All lines holding the string "somos" are to be shown.

(Data records)
────────
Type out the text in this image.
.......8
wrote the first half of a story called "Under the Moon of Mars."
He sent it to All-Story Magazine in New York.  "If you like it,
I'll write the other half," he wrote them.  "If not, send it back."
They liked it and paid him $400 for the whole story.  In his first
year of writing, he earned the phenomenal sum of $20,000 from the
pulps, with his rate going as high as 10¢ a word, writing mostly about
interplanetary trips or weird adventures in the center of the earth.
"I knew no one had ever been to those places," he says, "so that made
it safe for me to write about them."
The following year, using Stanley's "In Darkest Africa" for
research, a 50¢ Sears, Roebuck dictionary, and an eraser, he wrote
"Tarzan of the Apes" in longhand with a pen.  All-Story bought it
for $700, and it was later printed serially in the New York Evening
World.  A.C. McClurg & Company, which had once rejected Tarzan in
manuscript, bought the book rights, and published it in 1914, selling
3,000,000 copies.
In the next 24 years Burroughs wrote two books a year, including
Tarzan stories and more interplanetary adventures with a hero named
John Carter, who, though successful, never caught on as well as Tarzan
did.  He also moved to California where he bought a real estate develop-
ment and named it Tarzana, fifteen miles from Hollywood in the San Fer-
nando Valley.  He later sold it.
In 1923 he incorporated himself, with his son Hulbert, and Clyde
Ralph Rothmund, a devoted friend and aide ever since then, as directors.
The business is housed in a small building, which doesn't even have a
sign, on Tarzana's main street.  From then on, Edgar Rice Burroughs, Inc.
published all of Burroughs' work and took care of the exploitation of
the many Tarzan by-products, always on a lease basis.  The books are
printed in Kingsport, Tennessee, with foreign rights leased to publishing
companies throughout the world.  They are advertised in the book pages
────────
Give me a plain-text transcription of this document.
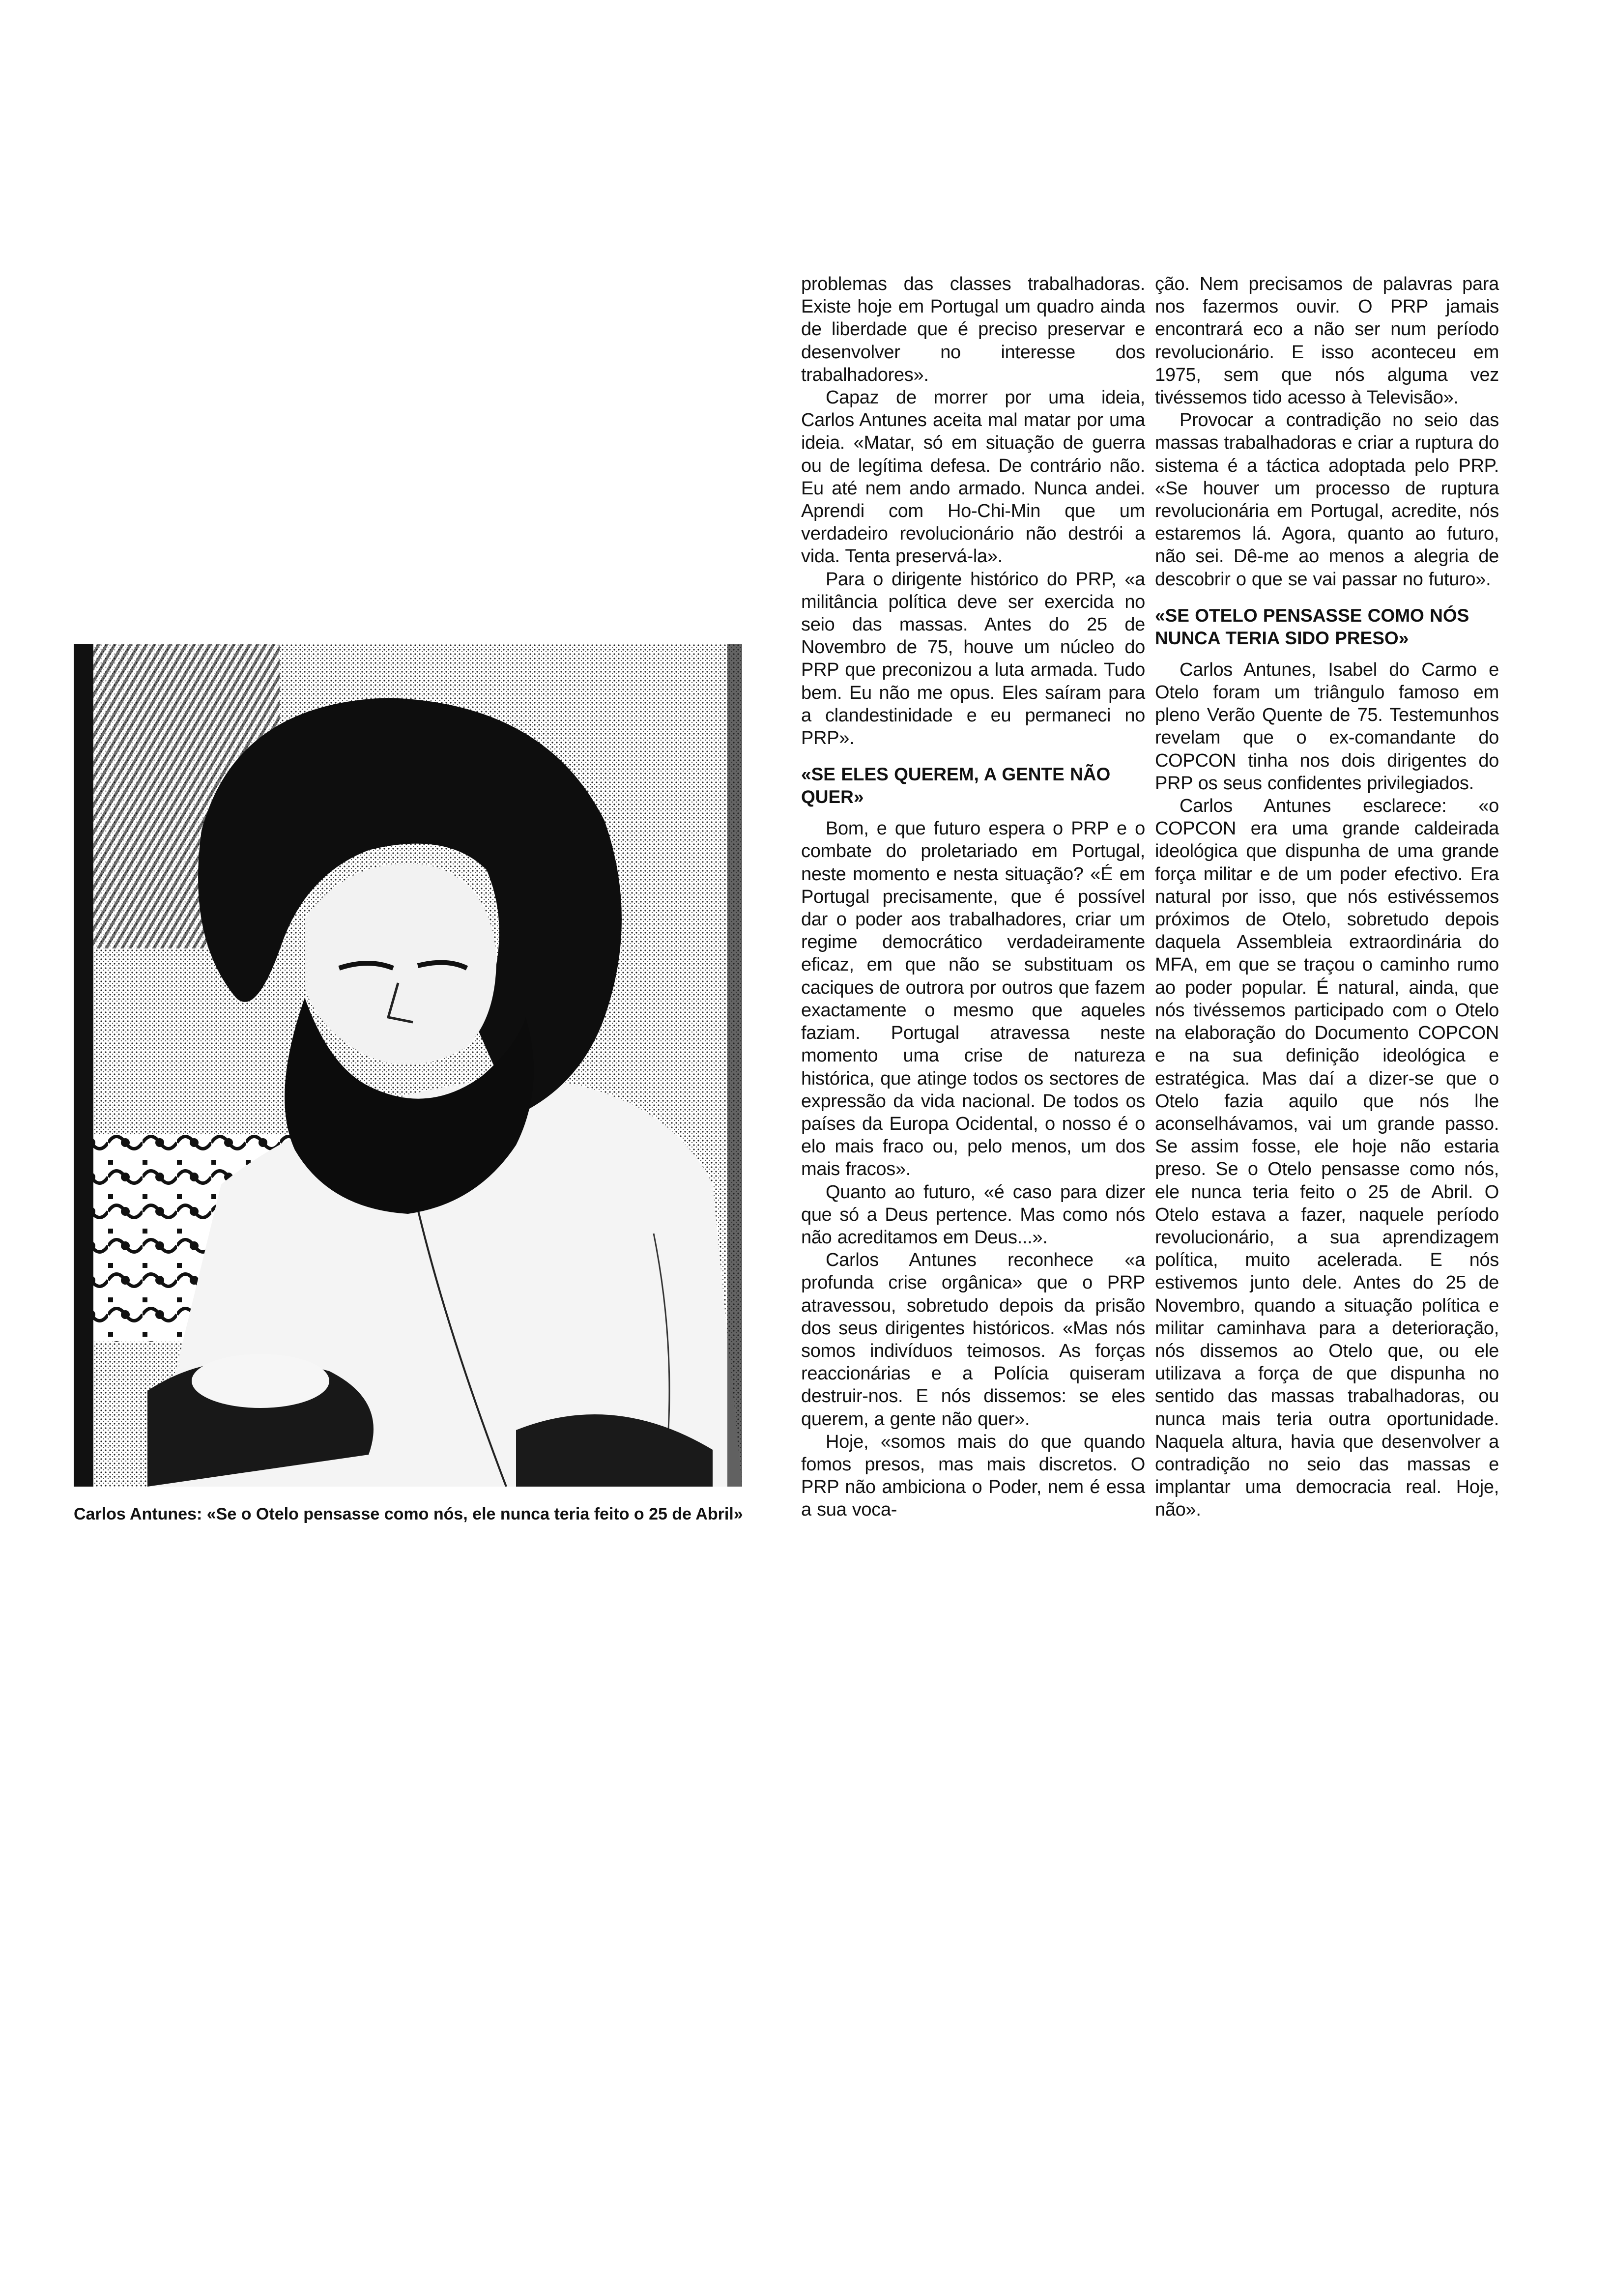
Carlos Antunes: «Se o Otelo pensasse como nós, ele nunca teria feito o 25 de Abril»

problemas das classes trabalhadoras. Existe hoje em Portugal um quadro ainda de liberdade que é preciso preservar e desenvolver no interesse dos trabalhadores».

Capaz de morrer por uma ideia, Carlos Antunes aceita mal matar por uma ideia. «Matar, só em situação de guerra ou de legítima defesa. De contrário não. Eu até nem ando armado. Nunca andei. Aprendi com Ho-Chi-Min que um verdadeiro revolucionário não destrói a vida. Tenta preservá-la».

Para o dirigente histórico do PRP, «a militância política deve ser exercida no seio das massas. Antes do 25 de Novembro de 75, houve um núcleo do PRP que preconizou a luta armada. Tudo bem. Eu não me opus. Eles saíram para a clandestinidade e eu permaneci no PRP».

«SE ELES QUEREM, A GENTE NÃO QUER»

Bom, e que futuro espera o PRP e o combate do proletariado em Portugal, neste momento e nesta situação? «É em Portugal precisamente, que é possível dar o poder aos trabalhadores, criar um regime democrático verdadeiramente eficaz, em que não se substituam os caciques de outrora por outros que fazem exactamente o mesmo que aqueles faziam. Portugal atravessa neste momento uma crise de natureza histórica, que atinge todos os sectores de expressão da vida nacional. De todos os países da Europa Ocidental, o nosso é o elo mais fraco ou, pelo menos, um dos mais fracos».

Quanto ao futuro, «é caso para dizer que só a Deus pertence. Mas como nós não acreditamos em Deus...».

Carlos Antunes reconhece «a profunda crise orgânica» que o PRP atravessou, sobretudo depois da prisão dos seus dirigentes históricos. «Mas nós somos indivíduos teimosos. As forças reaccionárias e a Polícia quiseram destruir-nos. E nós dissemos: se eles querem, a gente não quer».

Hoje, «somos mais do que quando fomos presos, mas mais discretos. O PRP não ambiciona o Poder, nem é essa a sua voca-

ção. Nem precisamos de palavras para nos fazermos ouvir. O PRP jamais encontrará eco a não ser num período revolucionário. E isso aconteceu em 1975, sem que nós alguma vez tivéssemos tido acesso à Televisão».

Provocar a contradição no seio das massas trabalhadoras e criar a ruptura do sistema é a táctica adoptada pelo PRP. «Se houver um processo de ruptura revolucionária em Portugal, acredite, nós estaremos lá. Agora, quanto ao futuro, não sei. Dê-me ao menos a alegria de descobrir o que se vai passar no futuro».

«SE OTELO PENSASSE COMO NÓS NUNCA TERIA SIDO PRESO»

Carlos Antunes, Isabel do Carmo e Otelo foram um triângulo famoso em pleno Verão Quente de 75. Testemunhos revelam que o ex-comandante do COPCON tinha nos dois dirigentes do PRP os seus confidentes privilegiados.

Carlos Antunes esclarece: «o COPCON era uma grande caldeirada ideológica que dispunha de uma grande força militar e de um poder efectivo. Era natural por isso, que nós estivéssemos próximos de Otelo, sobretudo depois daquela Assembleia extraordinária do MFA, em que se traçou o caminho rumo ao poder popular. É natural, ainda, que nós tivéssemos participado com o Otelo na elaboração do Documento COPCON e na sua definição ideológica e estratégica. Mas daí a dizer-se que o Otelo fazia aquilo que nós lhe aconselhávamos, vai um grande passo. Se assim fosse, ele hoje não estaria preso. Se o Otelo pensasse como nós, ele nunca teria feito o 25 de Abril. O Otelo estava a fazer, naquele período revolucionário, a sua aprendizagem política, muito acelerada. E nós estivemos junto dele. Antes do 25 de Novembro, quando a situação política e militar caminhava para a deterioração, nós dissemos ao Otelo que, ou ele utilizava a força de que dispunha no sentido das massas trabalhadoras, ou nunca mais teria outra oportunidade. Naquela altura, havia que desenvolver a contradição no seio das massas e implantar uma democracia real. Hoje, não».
────────
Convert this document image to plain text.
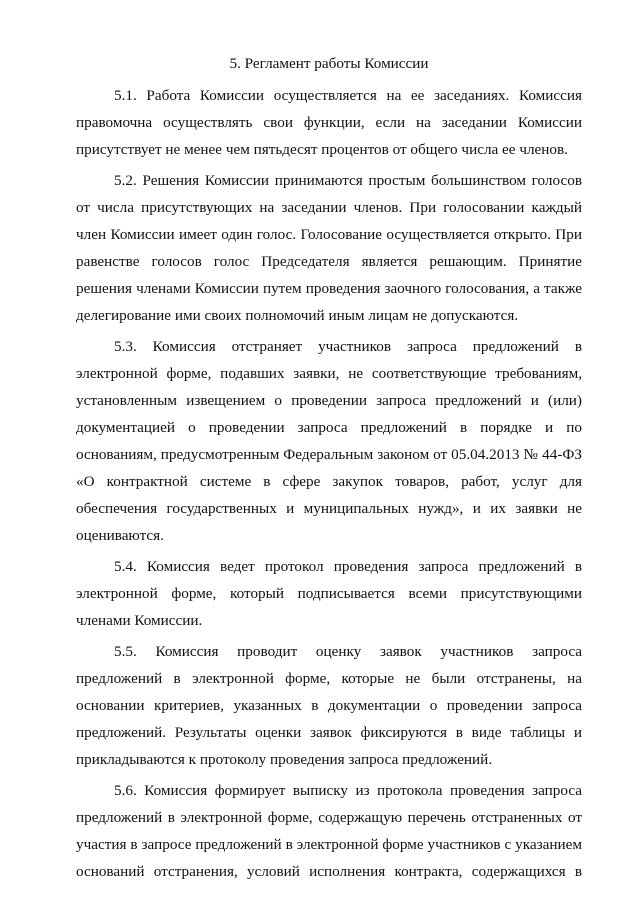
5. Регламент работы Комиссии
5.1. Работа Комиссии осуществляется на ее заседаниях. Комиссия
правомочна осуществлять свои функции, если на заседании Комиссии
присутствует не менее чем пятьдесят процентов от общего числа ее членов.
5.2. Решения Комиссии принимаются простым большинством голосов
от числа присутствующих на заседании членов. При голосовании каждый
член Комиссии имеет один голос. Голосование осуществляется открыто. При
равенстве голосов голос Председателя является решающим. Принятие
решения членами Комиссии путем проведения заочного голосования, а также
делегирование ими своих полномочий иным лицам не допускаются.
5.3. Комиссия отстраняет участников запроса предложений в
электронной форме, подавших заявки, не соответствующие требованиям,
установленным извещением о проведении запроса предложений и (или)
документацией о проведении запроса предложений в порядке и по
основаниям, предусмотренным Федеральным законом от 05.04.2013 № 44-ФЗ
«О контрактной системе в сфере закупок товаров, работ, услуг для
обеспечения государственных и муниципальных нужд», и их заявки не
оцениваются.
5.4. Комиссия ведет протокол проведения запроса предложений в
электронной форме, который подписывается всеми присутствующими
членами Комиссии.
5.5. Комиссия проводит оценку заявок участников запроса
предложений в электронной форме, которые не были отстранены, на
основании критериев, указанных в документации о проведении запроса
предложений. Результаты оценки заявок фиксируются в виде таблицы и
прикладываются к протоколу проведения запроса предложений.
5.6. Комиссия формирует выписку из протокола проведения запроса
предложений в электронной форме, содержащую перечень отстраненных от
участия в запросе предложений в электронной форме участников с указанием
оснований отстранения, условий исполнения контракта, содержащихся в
────────
_Output for this task_
Carlos Antunes reconhece «a profunda crise orgânica» que o PRP atravessou, sobretudo depois da prisão dos seus dirigentes históricos. «Mas nós somos indivíduos teimosos. As forças reaccionárias e a Polícia quiseram destruir-nos. E nós dissemos: se eles querem, a gente não quer».
Hoje, «somos mais do que quando fomos presos, mas mais discretos. O PRP não ambiciona o Poder, nem é essa a sua voca-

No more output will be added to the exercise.